Exercise requirements:
Repeat every line of the material, character for character.

• • • •

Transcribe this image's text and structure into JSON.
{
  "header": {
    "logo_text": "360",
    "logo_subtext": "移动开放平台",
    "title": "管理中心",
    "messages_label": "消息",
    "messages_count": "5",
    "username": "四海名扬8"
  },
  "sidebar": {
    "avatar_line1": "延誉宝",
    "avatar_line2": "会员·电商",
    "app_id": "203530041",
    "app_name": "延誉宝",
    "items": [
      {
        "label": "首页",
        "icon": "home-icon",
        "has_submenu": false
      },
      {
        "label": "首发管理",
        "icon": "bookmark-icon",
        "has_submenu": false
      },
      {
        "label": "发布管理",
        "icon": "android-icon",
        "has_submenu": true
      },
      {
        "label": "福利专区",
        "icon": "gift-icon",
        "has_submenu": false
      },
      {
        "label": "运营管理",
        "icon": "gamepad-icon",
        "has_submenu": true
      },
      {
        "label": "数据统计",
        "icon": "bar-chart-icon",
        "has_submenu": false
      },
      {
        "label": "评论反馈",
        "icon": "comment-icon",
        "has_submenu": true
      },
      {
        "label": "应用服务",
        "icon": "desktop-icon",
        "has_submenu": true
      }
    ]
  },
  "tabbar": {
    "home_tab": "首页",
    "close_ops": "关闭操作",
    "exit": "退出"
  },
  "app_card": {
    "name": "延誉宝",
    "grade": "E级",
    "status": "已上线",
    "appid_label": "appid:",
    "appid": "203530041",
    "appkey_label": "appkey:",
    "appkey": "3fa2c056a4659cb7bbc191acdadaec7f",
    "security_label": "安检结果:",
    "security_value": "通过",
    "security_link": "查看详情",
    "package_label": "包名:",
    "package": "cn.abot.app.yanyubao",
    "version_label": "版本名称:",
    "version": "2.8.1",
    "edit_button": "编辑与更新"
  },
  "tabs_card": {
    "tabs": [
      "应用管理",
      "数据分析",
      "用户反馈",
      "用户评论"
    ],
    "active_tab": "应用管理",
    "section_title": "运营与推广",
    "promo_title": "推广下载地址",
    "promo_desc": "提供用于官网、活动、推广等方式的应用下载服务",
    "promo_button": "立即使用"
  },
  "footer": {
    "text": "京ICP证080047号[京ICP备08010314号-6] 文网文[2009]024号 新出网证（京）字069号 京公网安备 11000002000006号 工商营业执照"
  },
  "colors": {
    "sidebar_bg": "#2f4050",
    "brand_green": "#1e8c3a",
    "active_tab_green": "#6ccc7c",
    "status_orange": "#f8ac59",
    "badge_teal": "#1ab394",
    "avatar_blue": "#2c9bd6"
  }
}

• • • •

Response below:
Transcribe this image's text and structure into JSON.
{
  "header": {
    "logo_text": "360",
    "logo_subtext": "移动开放平台",
    "title": "管理中心",
    "messages_label": "消息",
    "messages_count": "5",
    "username": "四海名扬8"
  },
  "sidebar": {
    "avatar_line1": "延誉宝",
    "avatar_line2": "会员·电商",
    "app_id": "203530041",
    "app_name": "延誉宝",
    "items": [
      {
        "label": "首页",
        "icon": "home-icon",
        "has_submenu": false
      },
      {
        "label": "首发管理",
        "icon": "bookmark-icon",
        "has_submenu": false
      },
      {
        "label": "发布管理",
        "icon": "android-icon",
        "has_submenu": true
      },
      {
        "label": "福利专区",
        "icon": "gift-icon",
        "has_submenu": false
      },
      {
        "label": "运营管理",
        "icon": "gamepad-icon",
        "has_submenu": true
      },
      {
        "label": "数据统计",
        "icon": "bar-chart-icon",
        "has_submenu": false
      },
      {
        "label": "评论反馈",
        "icon": "comment-icon",
        "has_submenu": true
      },
      {
        "label": "应用服务",
        "icon": "desktop-icon",
        "has_submenu": true
      }
    ]
  },
  "tabbar": {
    "home_tab": "首页",
    "close_ops": "关闭操作",
    "exit": "退出"
  },
  "app_card": {
    "name": "延誉宝",
    "grade": "E级",
    "status": "已上线",
    "appid_label": "appid:",
    "appid": "203530041",
    "appkey_label": "appkey:",
    "appkey": "3fa2c056a4659cb7bbc191acdadaec7f",
    "security_label": "安检结果:",
    "security_value": "通过",
    "security_link": "查看详情",
    "package_label": "包名:",
    "package": "cn.abot.app.yanyubao",
    "version_label": "版本名称:",
    "version": "2.8.1",
    "edit_button": "编辑与更新"
  },
  "tabs_card": {
    "tabs": [
      "应用管理",
      "数据分析",
      "用户反馈",
      "用户评论"
    ],
    "active_tab": "应用管理",
    "section_title": "运营与推广",
    "promo_title": "推广下载地址",
    "promo_desc": "提供用于官网、活动、推广等方式的应用下载服务",
    "promo_button": "立即使用"
  },
  "footer": {
    "text": "京ICP证080047号[京ICP备08010314号-6] 文网文[2009]024号 新出网证（京）字069号 京公网安备 11000002000006号 工商营业执照"
  },
  "colors": {
    "sidebar_bg": "#2f4050",
    "brand_green": "#1e8c3a",
    "active_tab_green": "#6ccc7c",
    "status_orange": "#f8ac59",
    "badge_teal": "#1ab394",
    "avatar_blue": "#2c9bd6"
  }
}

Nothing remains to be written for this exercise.